+++ Information given +++

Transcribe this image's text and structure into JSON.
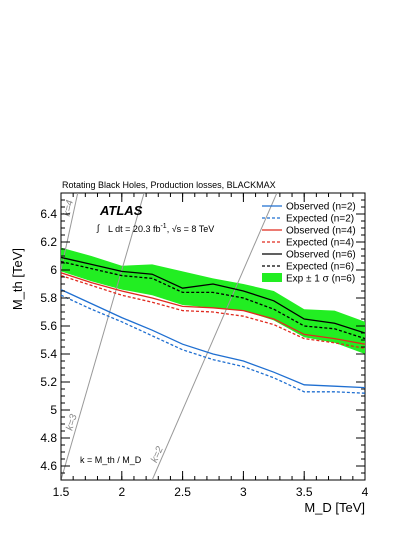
{
  "chart_data": {
    "type": "line",
    "title": "Rotating Black Holes, Production losses, BLACKMAX",
    "xlabel": "M_D [TeV]",
    "ylabel": "M_th [TeV]",
    "xlim": [
      1.5,
      4.0
    ],
    "ylim": [
      4.5,
      6.55
    ],
    "x_ticks": [
      "1.5",
      "2",
      "2.5",
      "3",
      "3.5",
      "4"
    ],
    "y_ticks": [
      "4.6",
      "4.8",
      "5",
      "5.2",
      "5.4",
      "5.6",
      "5.8",
      "6",
      "6.2",
      "6.4"
    ],
    "experiment": "ATLAS",
    "luminosity_text": "L dt = 20.3 fb",
    "luminosity_sup": "-1",
    "energy_text": ", √s = 8 TeV",
    "k_definition": "k = M_th / M_D",
    "k_lines": [
      {
        "k": 3,
        "label": "k=3"
      },
      {
        "k": 2,
        "label": "k=2"
      },
      {
        "k": 4,
        "label": "k=4"
      }
    ],
    "series": [
      {
        "name": "Observed (n=2)",
        "color": "#1f6fd1",
        "style": "solid",
        "x": [
          1.5,
          1.75,
          2.0,
          2.25,
          2.5,
          2.75,
          3.0,
          3.25,
          3.5,
          3.75,
          4.0
        ],
        "y": [
          5.86,
          5.76,
          5.66,
          5.57,
          5.47,
          5.4,
          5.35,
          5.27,
          5.18,
          5.17,
          5.16
        ]
      },
      {
        "name": "Expected (n=2)",
        "color": "#1f6fd1",
        "style": "dashed",
        "x": [
          1.5,
          1.75,
          2.0,
          2.25,
          2.5,
          2.75,
          3.0,
          3.25,
          3.5,
          3.75,
          4.0
        ],
        "y": [
          5.82,
          5.72,
          5.63,
          5.53,
          5.43,
          5.36,
          5.31,
          5.23,
          5.13,
          5.13,
          5.12
        ]
      },
      {
        "name": "Observed (n=4)",
        "color": "#e02a1f",
        "style": "solid",
        "x": [
          1.5,
          1.75,
          2.0,
          2.25,
          2.5,
          2.75,
          3.0,
          3.25,
          3.5,
          3.75,
          4.0
        ],
        "y": [
          5.98,
          5.91,
          5.85,
          5.8,
          5.74,
          5.73,
          5.71,
          5.65,
          5.54,
          5.51,
          5.47
        ]
      },
      {
        "name": "Expected (n=4)",
        "color": "#e02a1f",
        "style": "dashed",
        "x": [
          1.5,
          1.75,
          2.0,
          2.25,
          2.5,
          2.75,
          3.0,
          3.25,
          3.5,
          3.75,
          4.0
        ],
        "y": [
          5.96,
          5.89,
          5.82,
          5.77,
          5.71,
          5.7,
          5.67,
          5.61,
          5.51,
          5.48,
          5.44
        ]
      },
      {
        "name": "Observed (n=6)",
        "color": "#000000",
        "style": "solid",
        "x": [
          1.5,
          1.75,
          2.0,
          2.25,
          2.5,
          2.75,
          3.0,
          3.25,
          3.5,
          3.75,
          4.0
        ],
        "y": [
          6.09,
          6.04,
          5.99,
          5.97,
          5.87,
          5.9,
          5.85,
          5.78,
          5.65,
          5.62,
          5.55
        ]
      },
      {
        "name": "Expected (n=6)",
        "color": "#000000",
        "style": "dashed",
        "x": [
          1.5,
          1.75,
          2.0,
          2.25,
          2.5,
          2.75,
          3.0,
          3.25,
          3.5,
          3.75,
          4.0
        ],
        "y": [
          6.06,
          6.01,
          5.96,
          5.94,
          5.84,
          5.84,
          5.8,
          5.72,
          5.6,
          5.58,
          5.51
        ]
      }
    ],
    "band": {
      "name": "Exp ± 1 σ (n=6)",
      "color": "#22ee22",
      "x": [
        1.5,
        1.75,
        2.0,
        2.25,
        2.5,
        2.75,
        3.0,
        3.25,
        3.5,
        3.75,
        4.0
      ],
      "upper": [
        6.16,
        6.1,
        6.03,
        6.04,
        5.99,
        5.94,
        5.9,
        5.85,
        5.72,
        5.71,
        5.63
      ],
      "lower": [
        5.99,
        5.92,
        5.86,
        5.82,
        5.75,
        5.73,
        5.71,
        5.64,
        5.52,
        5.48,
        5.4
      ]
    },
    "legend_position": "top-right",
    "grid": false
  }
}
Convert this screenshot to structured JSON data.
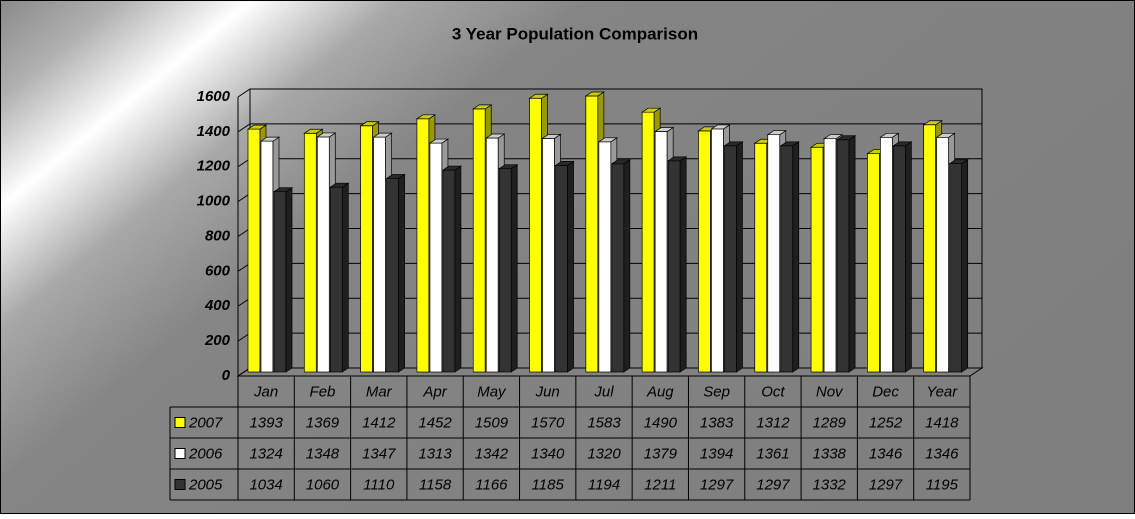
{
  "chart_data": {
    "type": "bar3d",
    "title": "3 Year Population Comparison",
    "categories": [
      "Jan",
      "Feb",
      "Mar",
      "Apr",
      "May",
      "Jun",
      "Jul",
      "Aug",
      "Sep",
      "Oct",
      "Nov",
      "Dec",
      "Year"
    ],
    "series": [
      {
        "name": "2007",
        "color": "#ffff00",
        "values": [
          1393,
          1369,
          1412,
          1452,
          1509,
          1570,
          1583,
          1490,
          1383,
          1312,
          1289,
          1252,
          1418
        ]
      },
      {
        "name": "2006",
        "color": "#ffffff",
        "values": [
          1324,
          1348,
          1347,
          1313,
          1342,
          1340,
          1320,
          1379,
          1394,
          1361,
          1338,
          1346,
          1346
        ]
      },
      {
        "name": "2005",
        "color": "#333333",
        "values": [
          1034,
          1060,
          1110,
          1158,
          1166,
          1185,
          1194,
          1211,
          1297,
          1297,
          1332,
          1297,
          1195
        ]
      }
    ],
    "ylim": [
      0,
      1600
    ],
    "yticks": [
      0,
      200,
      400,
      600,
      800,
      1000,
      1200,
      1400,
      1600
    ],
    "grid": true
  }
}
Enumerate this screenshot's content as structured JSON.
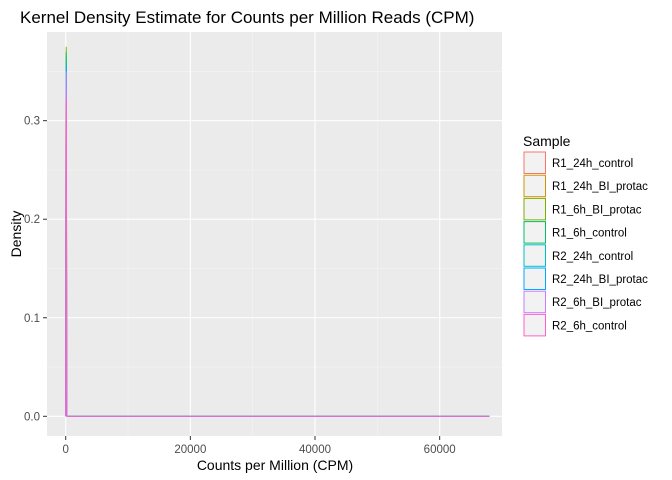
{
  "chart_data": {
    "type": "line",
    "title": "Kernel Density Estimate for Counts per Million Reads (CPM)",
    "xlabel": "Counts per Million (CPM)",
    "ylabel": "Density",
    "xlim": [
      -3000,
      70000
    ],
    "ylim": [
      -0.02,
      0.39
    ],
    "x_ticks": [
      0,
      20000,
      40000,
      60000
    ],
    "x_tick_labels": [
      "0",
      "20000",
      "40000",
      "60000"
    ],
    "y_ticks": [
      0.0,
      0.1,
      0.2,
      0.3
    ],
    "y_tick_labels": [
      "0.0",
      "0.1",
      "0.2",
      "0.3"
    ],
    "grid": true,
    "background": "#ebebeb",
    "legend": {
      "title": "Sample",
      "placement": "right"
    },
    "series": [
      {
        "name": "R1_24h_control",
        "color": "#F8766D",
        "x": [
          0,
          40,
          80,
          120,
          160,
          200,
          300,
          68000
        ],
        "y": [
          0.0,
          0.33,
          0.36,
          0.33,
          0.028,
          0.0,
          0.0,
          0.0
        ]
      },
      {
        "name": "R1_24h_BI_protac",
        "color": "#CD9600",
        "x": [
          0,
          40,
          80,
          120,
          160,
          200,
          300,
          68000
        ],
        "y": [
          0.0,
          0.34,
          0.365,
          0.34,
          0.028,
          0.0,
          0.0,
          0.0
        ]
      },
      {
        "name": "R1_6h_BI_protac",
        "color": "#7CAE00",
        "x": [
          0,
          40,
          80,
          120,
          160,
          200,
          300,
          68000
        ],
        "y": [
          0.0,
          0.35,
          0.375,
          0.35,
          0.028,
          0.0,
          0.0,
          0.0
        ]
      },
      {
        "name": "R1_6h_control",
        "color": "#00BE67",
        "x": [
          0,
          40,
          80,
          120,
          160,
          200,
          300,
          68000
        ],
        "y": [
          0.0,
          0.345,
          0.37,
          0.345,
          0.028,
          0.0,
          0.0,
          0.0
        ]
      },
      {
        "name": "R2_24h_control",
        "color": "#00BFC4",
        "x": [
          0,
          40,
          80,
          120,
          160,
          200,
          300,
          68000
        ],
        "y": [
          0.0,
          0.335,
          0.36,
          0.335,
          0.028,
          0.0,
          0.0,
          0.0
        ]
      },
      {
        "name": "R2_24h_BI_protac",
        "color": "#00A9FF",
        "x": [
          0,
          40,
          80,
          120,
          160,
          200,
          300,
          68000
        ],
        "y": [
          0.0,
          0.33,
          0.355,
          0.33,
          0.028,
          0.0,
          0.0,
          0.0
        ]
      },
      {
        "name": "R2_6h_BI_protac",
        "color": "#C77CFF",
        "x": [
          0,
          40,
          80,
          120,
          160,
          200,
          300,
          68000
        ],
        "y": [
          0.0,
          0.32,
          0.35,
          0.32,
          0.028,
          0.0,
          0.0,
          0.0
        ]
      },
      {
        "name": "R2_6h_control",
        "color": "#FF61CC",
        "x": [
          0,
          40,
          80,
          120,
          160,
          200,
          300,
          68000
        ],
        "y": [
          0.0,
          0.3,
          0.323,
          0.3,
          0.028,
          0.0,
          0.0,
          0.0
        ]
      }
    ]
  }
}
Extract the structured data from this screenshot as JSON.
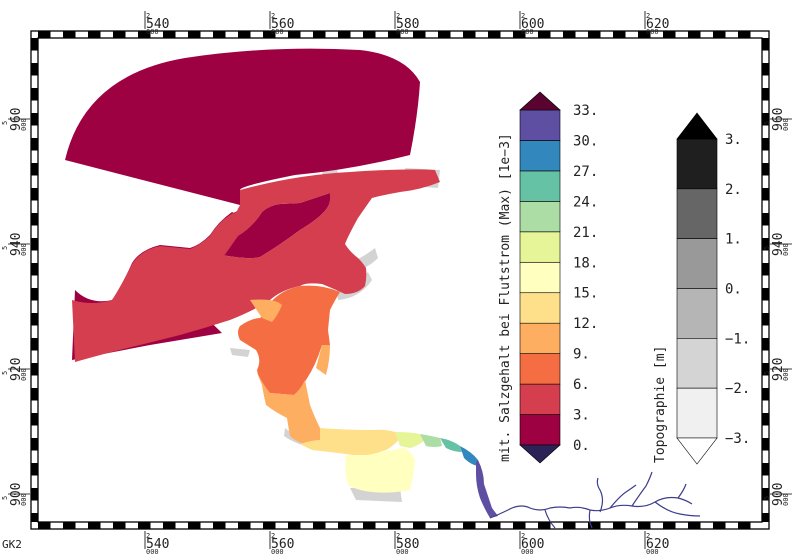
{
  "coordinate_system": "GK2",
  "axes": {
    "x_ticks": [
      {
        "prefix": "2",
        "label": "540",
        "suffix": "000",
        "value": 2540000
      },
      {
        "prefix": "2",
        "label": "560",
        "suffix": "000",
        "value": 2560000
      },
      {
        "prefix": "2",
        "label": "580",
        "suffix": "000",
        "value": 2580000
      },
      {
        "prefix": "2",
        "label": "600",
        "suffix": "000",
        "value": 2600000
      },
      {
        "prefix": "2",
        "label": "620",
        "suffix": "000",
        "value": 2620000
      }
    ],
    "y_ticks": [
      {
        "prefix": "5",
        "label": "960",
        "suffix": "000",
        "value": 5960000
      },
      {
        "prefix": "5",
        "label": "940",
        "suffix": "000",
        "value": 5940000
      },
      {
        "prefix": "5",
        "label": "920",
        "suffix": "000",
        "value": 5920000
      },
      {
        "prefix": "5",
        "label": "900",
        "suffix": "000",
        "value": 5900000
      }
    ]
  },
  "salinity_colorbar": {
    "title": "mit. Salzgehalt bei Flutstrom (Max) [1e−3]",
    "labels": [
      "33.",
      "30.",
      "27.",
      "24.",
      "21.",
      "18.",
      "15.",
      "12.",
      "9.",
      "6.",
      "3.",
      "0."
    ],
    "colors": [
      "#9e0142",
      "#d53e4f",
      "#f46d43",
      "#fdae61",
      "#fee08b",
      "#ffffbf",
      "#e6f598",
      "#abdda4",
      "#66c2a5",
      "#3288bd",
      "#5e4fa2"
    ],
    "over_color": "#5a0330",
    "under_color": "#2b2257"
  },
  "topography_colorbar": {
    "title": "Topographie [m]",
    "labels": [
      "3.",
      "2.",
      "1.",
      "0.",
      "−1.",
      "−2.",
      "−3."
    ],
    "colors": [
      "#1f1f1f",
      "#666666",
      "#999999",
      "#b5b5b5",
      "#d4d4d4",
      "#f0f0f0"
    ],
    "over_color": "#000000",
    "under_color": "#ffffff"
  },
  "map_colors": {
    "dry_land": "#d3d3d3",
    "tributary": "#3d3d8a"
  }
}
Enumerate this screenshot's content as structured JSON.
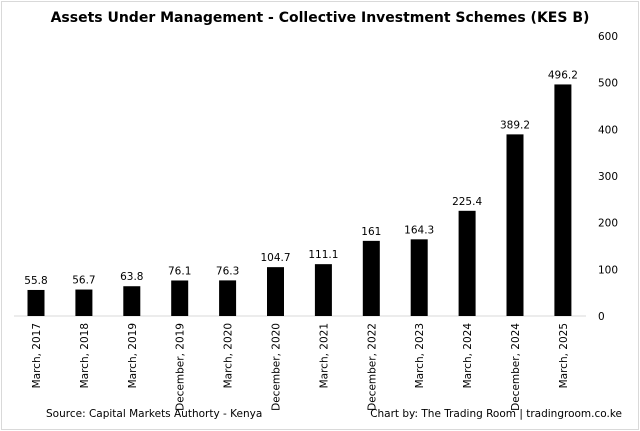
{
  "chart_data": {
    "type": "bar",
    "title": "Assets Under Management - Collective Investment Schemes (KES B)",
    "categories": [
      "March, 2017",
      "March, 2018",
      "March, 2019",
      "December, 2019",
      "March, 2020",
      "December, 2020",
      "March, 2021",
      "December, 2022",
      "March, 2023",
      "March, 2024",
      "December, 2024",
      "March, 2025"
    ],
    "values": [
      55.8,
      56.7,
      63.8,
      76.1,
      76.3,
      104.7,
      111.1,
      161,
      164.3,
      225.4,
      389.2,
      496.2
    ],
    "data_labels": [
      "55.8",
      "56.7",
      "63.8",
      "76.1",
      "76.3",
      "104.7",
      "111.1",
      "161",
      "164.3",
      "225.4",
      "389.2",
      "496.2"
    ],
    "ylim": [
      0,
      600
    ],
    "yticks": [
      0,
      100,
      200,
      300,
      400,
      500,
      600
    ],
    "y_axis_position": "right",
    "grid": false,
    "bar_color": "#000000",
    "xlabel": "",
    "ylabel": ""
  },
  "footer": {
    "source": "Source: Capital Markets Authorty - Kenya",
    "credit": "Chart by: The Trading Room | tradingroom.co.ke"
  }
}
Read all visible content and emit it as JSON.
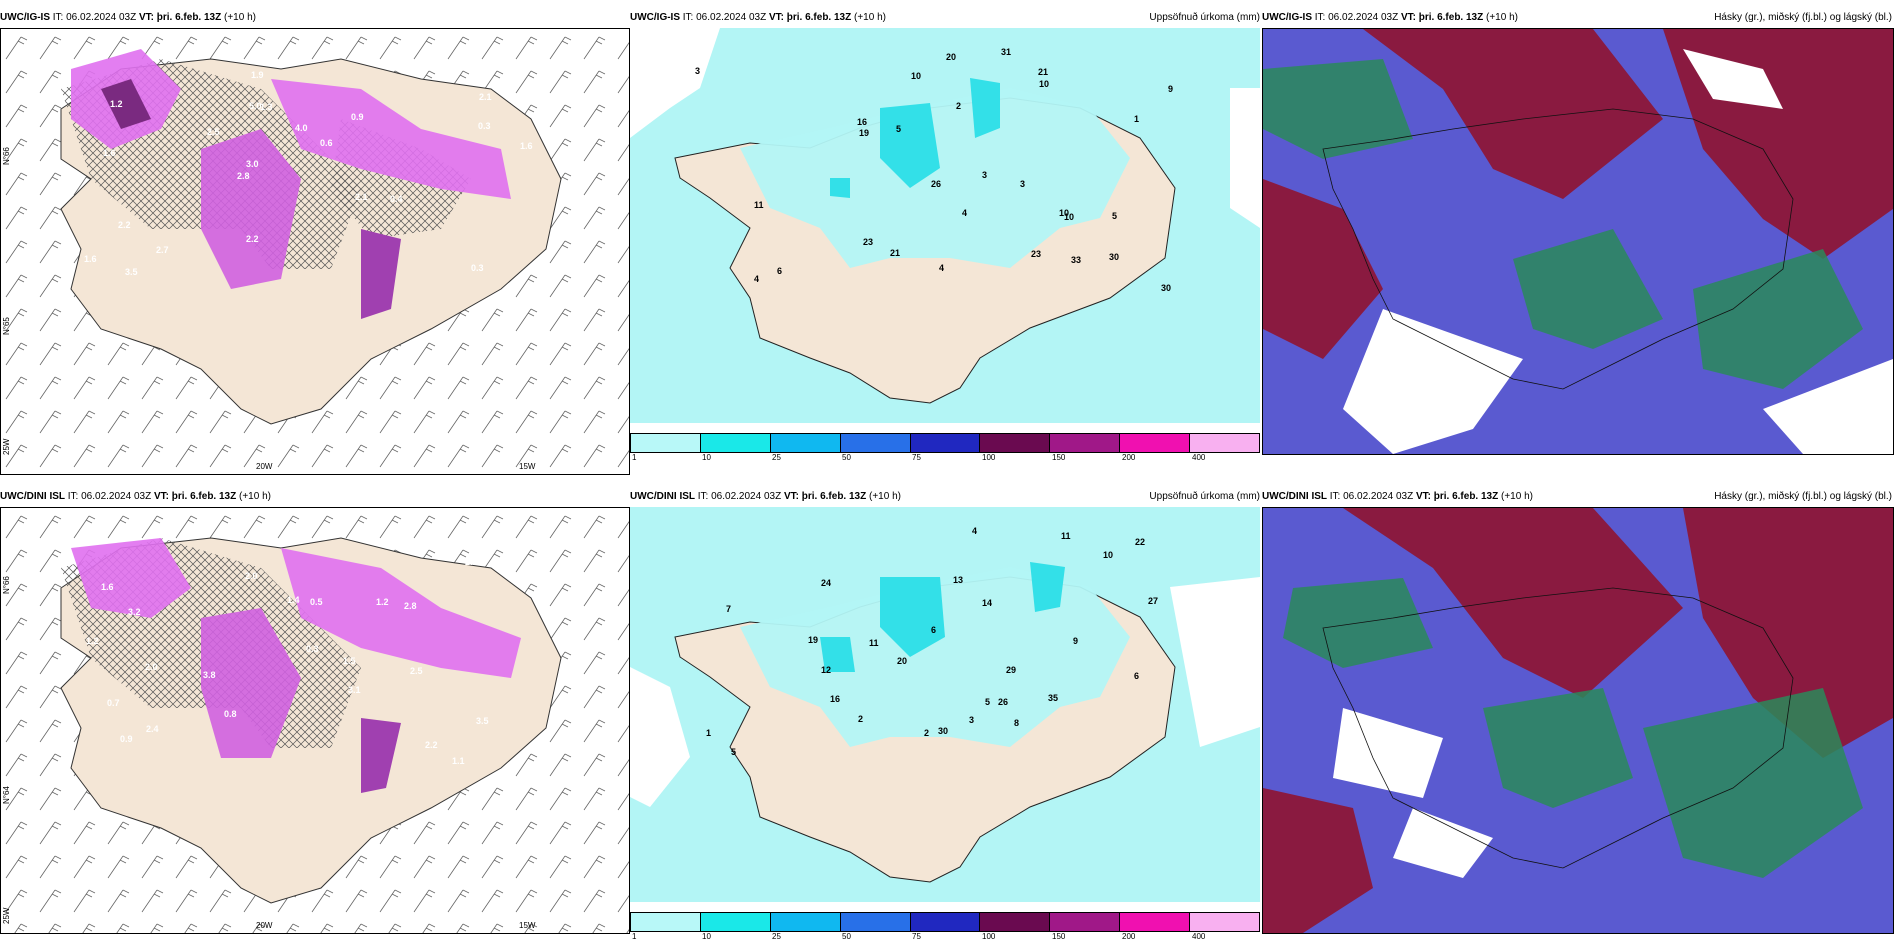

+++

▶ Problem to work on: Which lines above hold the word "type"? Copy each of them.

▶ The reply:
    "type": "line",
    "type": "bar3d",
    "type": "line",
    "type": "bar",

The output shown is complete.